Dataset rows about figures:
※ ※ ※

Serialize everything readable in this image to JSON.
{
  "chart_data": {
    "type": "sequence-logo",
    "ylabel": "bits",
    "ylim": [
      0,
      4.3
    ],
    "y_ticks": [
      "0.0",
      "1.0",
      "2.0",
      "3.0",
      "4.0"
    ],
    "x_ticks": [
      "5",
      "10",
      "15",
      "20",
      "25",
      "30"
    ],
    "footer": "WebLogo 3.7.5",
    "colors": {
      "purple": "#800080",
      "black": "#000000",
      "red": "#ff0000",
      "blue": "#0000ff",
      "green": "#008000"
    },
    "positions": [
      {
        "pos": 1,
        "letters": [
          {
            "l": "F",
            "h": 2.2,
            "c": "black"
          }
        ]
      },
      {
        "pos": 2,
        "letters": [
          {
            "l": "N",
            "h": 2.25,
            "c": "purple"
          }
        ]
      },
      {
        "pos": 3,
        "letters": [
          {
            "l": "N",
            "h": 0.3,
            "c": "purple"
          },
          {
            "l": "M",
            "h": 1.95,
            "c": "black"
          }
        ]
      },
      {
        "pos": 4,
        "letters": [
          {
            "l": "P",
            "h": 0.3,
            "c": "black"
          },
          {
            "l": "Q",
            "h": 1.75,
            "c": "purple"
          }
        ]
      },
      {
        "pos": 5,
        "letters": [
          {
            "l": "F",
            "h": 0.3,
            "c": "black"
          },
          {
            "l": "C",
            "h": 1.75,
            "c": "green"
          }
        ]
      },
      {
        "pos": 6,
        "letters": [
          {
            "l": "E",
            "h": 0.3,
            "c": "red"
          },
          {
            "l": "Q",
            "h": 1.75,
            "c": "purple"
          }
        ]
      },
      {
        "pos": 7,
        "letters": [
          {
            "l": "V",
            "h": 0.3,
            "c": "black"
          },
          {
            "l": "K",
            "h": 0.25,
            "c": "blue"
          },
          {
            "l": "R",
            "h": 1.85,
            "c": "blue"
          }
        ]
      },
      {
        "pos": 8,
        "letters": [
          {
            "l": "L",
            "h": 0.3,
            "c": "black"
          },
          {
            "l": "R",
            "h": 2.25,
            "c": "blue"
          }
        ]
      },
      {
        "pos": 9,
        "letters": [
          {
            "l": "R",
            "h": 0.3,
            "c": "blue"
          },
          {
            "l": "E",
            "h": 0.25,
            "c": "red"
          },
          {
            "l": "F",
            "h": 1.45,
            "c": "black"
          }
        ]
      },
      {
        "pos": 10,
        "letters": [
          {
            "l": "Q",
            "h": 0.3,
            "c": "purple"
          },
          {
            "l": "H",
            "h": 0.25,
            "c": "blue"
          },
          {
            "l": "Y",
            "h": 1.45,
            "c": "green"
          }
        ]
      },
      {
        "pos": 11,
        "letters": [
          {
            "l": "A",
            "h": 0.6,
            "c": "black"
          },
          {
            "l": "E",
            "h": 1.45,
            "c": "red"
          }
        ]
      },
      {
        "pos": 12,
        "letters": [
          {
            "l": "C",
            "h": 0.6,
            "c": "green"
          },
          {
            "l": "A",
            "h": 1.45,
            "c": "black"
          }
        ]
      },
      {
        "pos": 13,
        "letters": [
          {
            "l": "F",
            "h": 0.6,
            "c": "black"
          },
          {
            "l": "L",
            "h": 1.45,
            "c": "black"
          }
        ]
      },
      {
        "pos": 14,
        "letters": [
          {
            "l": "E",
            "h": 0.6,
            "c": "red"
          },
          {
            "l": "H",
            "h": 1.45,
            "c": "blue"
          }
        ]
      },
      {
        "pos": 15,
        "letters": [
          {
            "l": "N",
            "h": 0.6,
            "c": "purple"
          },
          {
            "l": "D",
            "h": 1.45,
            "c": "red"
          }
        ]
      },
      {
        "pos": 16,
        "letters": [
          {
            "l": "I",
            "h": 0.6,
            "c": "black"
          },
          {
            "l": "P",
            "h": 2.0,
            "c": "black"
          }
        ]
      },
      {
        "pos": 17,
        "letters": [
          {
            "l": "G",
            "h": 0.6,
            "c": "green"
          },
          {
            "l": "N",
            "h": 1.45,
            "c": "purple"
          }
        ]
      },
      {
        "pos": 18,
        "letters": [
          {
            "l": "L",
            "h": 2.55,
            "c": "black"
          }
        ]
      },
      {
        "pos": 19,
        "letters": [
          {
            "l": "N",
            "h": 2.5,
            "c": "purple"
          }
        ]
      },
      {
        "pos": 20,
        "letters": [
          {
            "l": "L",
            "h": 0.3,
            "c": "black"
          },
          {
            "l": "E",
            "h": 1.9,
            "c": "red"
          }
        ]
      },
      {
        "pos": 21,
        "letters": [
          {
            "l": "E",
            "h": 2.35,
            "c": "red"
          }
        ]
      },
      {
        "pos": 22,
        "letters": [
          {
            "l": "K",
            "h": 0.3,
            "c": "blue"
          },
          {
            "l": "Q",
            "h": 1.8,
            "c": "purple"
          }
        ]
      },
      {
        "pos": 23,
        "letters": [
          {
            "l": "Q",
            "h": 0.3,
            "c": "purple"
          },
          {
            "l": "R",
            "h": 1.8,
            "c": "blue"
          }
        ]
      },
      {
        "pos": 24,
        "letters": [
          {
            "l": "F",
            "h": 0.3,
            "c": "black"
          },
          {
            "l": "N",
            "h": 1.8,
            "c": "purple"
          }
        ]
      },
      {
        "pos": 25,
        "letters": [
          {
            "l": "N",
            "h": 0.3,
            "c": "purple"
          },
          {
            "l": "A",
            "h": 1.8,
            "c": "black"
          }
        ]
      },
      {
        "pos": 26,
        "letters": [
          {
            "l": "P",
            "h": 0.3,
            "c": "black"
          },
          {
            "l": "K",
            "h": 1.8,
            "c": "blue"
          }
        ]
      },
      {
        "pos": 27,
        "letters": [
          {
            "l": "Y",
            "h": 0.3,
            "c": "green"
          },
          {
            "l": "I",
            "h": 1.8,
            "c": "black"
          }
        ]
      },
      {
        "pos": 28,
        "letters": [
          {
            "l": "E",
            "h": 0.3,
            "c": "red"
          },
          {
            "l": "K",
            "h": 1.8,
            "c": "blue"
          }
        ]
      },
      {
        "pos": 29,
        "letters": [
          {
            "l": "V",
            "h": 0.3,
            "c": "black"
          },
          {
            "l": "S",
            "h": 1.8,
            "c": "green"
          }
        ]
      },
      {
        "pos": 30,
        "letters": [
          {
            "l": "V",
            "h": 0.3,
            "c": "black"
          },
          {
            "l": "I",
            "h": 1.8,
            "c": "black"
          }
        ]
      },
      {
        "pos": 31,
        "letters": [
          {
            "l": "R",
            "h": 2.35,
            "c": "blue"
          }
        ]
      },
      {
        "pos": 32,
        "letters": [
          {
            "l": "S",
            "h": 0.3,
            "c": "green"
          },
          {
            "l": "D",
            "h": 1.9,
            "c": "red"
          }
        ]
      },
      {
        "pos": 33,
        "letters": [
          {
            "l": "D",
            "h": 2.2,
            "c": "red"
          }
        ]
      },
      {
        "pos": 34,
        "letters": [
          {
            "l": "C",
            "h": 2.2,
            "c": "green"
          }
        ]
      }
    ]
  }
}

※ ※ ※

Exercise requirements:
Quote the material exactly, leaving nothing out.

Correct output:
Serialize everything readable in this image to JSON.
{
  "chart_data": {
    "type": "sequence-logo",
    "ylabel": "bits",
    "ylim": [
      0,
      4.3
    ],
    "y_ticks": [
      "0.0",
      "1.0",
      "2.0",
      "3.0",
      "4.0"
    ],
    "x_ticks": [
      "5",
      "10",
      "15",
      "20",
      "25",
      "30"
    ],
    "footer": "WebLogo 3.7.5",
    "colors": {
      "purple": "#800080",
      "black": "#000000",
      "red": "#ff0000",
      "blue": "#0000ff",
      "green": "#008000"
    },
    "positions": [
      {
        "pos": 1,
        "letters": [
          {
            "l": "F",
            "h": 2.2,
            "c": "black"
          }
        ]
      },
      {
        "pos": 2,
        "letters": [
          {
            "l": "N",
            "h": 2.25,
            "c": "purple"
          }
        ]
      },
      {
        "pos": 3,
        "letters": [
          {
            "l": "N",
            "h": 0.3,
            "c": "purple"
          },
          {
            "l": "M",
            "h": 1.95,
            "c": "black"
          }
        ]
      },
      {
        "pos": 4,
        "letters": [
          {
            "l": "P",
            "h": 0.3,
            "c": "black"
          },
          {
            "l": "Q",
            "h": 1.75,
            "c": "purple"
          }
        ]
      },
      {
        "pos": 5,
        "letters": [
          {
            "l": "F",
            "h": 0.3,
            "c": "black"
          },
          {
            "l": "C",
            "h": 1.75,
            "c": "green"
          }
        ]
      },
      {
        "pos": 6,
        "letters": [
          {
            "l": "E",
            "h": 0.3,
            "c": "red"
          },
          {
            "l": "Q",
            "h": 1.75,
            "c": "purple"
          }
        ]
      },
      {
        "pos": 7,
        "letters": [
          {
            "l": "V",
            "h": 0.3,
            "c": "black"
          },
          {
            "l": "K",
            "h": 0.25,
            "c": "blue"
          },
          {
            "l": "R",
            "h": 1.85,
            "c": "blue"
          }
        ]
      },
      {
        "pos": 8,
        "letters": [
          {
            "l": "L",
            "h": 0.3,
            "c": "black"
          },
          {
            "l": "R",
            "h": 2.25,
            "c": "blue"
          }
        ]
      },
      {
        "pos": 9,
        "letters": [
          {
            "l": "R",
            "h": 0.3,
            "c": "blue"
          },
          {
            "l": "E",
            "h": 0.25,
            "c": "red"
          },
          {
            "l": "F",
            "h": 1.45,
            "c": "black"
          }
        ]
      },
      {
        "pos": 10,
        "letters": [
          {
            "l": "Q",
            "h": 0.3,
            "c": "purple"
          },
          {
            "l": "H",
            "h": 0.25,
            "c": "blue"
          },
          {
            "l": "Y",
            "h": 1.45,
            "c": "green"
          }
        ]
      },
      {
        "pos": 11,
        "letters": [
          {
            "l": "A",
            "h": 0.6,
            "c": "black"
          },
          {
            "l": "E",
            "h": 1.45,
            "c": "red"
          }
        ]
      },
      {
        "pos": 12,
        "letters": [
          {
            "l": "C",
            "h": 0.6,
            "c": "green"
          },
          {
            "l": "A",
            "h": 1.45,
            "c": "black"
          }
        ]
      },
      {
        "pos": 13,
        "letters": [
          {
            "l": "F",
            "h": 0.6,
            "c": "black"
          },
          {
            "l": "L",
            "h": 1.45,
            "c": "black"
          }
        ]
      },
      {
        "pos": 14,
        "letters": [
          {
            "l": "E",
            "h": 0.6,
            "c": "red"
          },
          {
            "l": "H",
            "h": 1.45,
            "c": "blue"
          }
        ]
      },
      {
        "pos": 15,
        "letters": [
          {
            "l": "N",
            "h": 0.6,
            "c": "purple"
          },
          {
            "l": "D",
            "h": 1.45,
            "c": "red"
          }
        ]
      },
      {
        "pos": 16,
        "letters": [
          {
            "l": "I",
            "h": 0.6,
            "c": "black"
          },
          {
            "l": "P",
            "h": 2.0,
            "c": "black"
          }
        ]
      },
      {
        "pos": 17,
        "letters": [
          {
            "l": "G",
            "h": 0.6,
            "c": "green"
          },
          {
            "l": "N",
            "h": 1.45,
            "c": "purple"
          }
        ]
      },
      {
        "pos": 18,
        "letters": [
          {
            "l": "L",
            "h": 2.55,
            "c": "black"
          }
        ]
      },
      {
        "pos": 19,
        "letters": [
          {
            "l": "N",
            "h": 2.5,
            "c": "purple"
          }
        ]
      },
      {
        "pos": 20,
        "letters": [
          {
            "l": "L",
            "h": 0.3,
            "c": "black"
          },
          {
            "l": "E",
            "h": 1.9,
            "c": "red"
          }
        ]
      },
      {
        "pos": 21,
        "letters": [
          {
            "l": "E",
            "h": 2.35,
            "c": "red"
          }
        ]
      },
      {
        "pos": 22,
        "letters": [
          {
            "l": "K",
            "h": 0.3,
            "c": "blue"
          },
          {
            "l": "Q",
            "h": 1.8,
            "c": "purple"
          }
        ]
      },
      {
        "pos": 23,
        "letters": [
          {
            "l": "Q",
            "h": 0.3,
            "c": "purple"
          },
          {
            "l": "R",
            "h": 1.8,
            "c": "blue"
          }
        ]
      },
      {
        "pos": 24,
        "letters": [
          {
            "l": "F",
            "h": 0.3,
            "c": "black"
          },
          {
            "l": "N",
            "h": 1.8,
            "c": "purple"
          }
        ]
      },
      {
        "pos": 25,
        "letters": [
          {
            "l": "N",
            "h": 0.3,
            "c": "purple"
          },
          {
            "l": "A",
            "h": 1.8,
            "c": "black"
          }
        ]
      },
      {
        "pos": 26,
        "letters": [
          {
            "l": "P",
            "h": 0.3,
            "c": "black"
          },
          {
            "l": "K",
            "h": 1.8,
            "c": "blue"
          }
        ]
      },
      {
        "pos": 27,
        "letters": [
          {
            "l": "Y",
            "h": 0.3,
            "c": "green"
          },
          {
            "l": "I",
            "h": 1.8,
            "c": "black"
          }
        ]
      },
      {
        "pos": 28,
        "letters": [
          {
            "l": "E",
            "h": 0.3,
            "c": "red"
          },
          {
            "l": "K",
            "h": 1.8,
            "c": "blue"
          }
        ]
      },
      {
        "pos": 29,
        "letters": [
          {
            "l": "V",
            "h": 0.3,
            "c": "black"
          },
          {
            "l": "S",
            "h": 1.8,
            "c": "green"
          }
        ]
      },
      {
        "pos": 30,
        "letters": [
          {
            "l": "V",
            "h": 0.3,
            "c": "black"
          },
          {
            "l": "I",
            "h": 1.8,
            "c": "black"
          }
        ]
      },
      {
        "pos": 31,
        "letters": [
          {
            "l": "R",
            "h": 2.35,
            "c": "blue"
          }
        ]
      },
      {
        "pos": 32,
        "letters": [
          {
            "l": "S",
            "h": 0.3,
            "c": "green"
          },
          {
            "l": "D",
            "h": 1.9,
            "c": "red"
          }
        ]
      },
      {
        "pos": 33,
        "letters": [
          {
            "l": "D",
            "h": 2.2,
            "c": "red"
          }
        ]
      },
      {
        "pos": 34,
        "letters": [
          {
            "l": "C",
            "h": 2.2,
            "c": "green"
          }
        ]
      }
    ]
  }
}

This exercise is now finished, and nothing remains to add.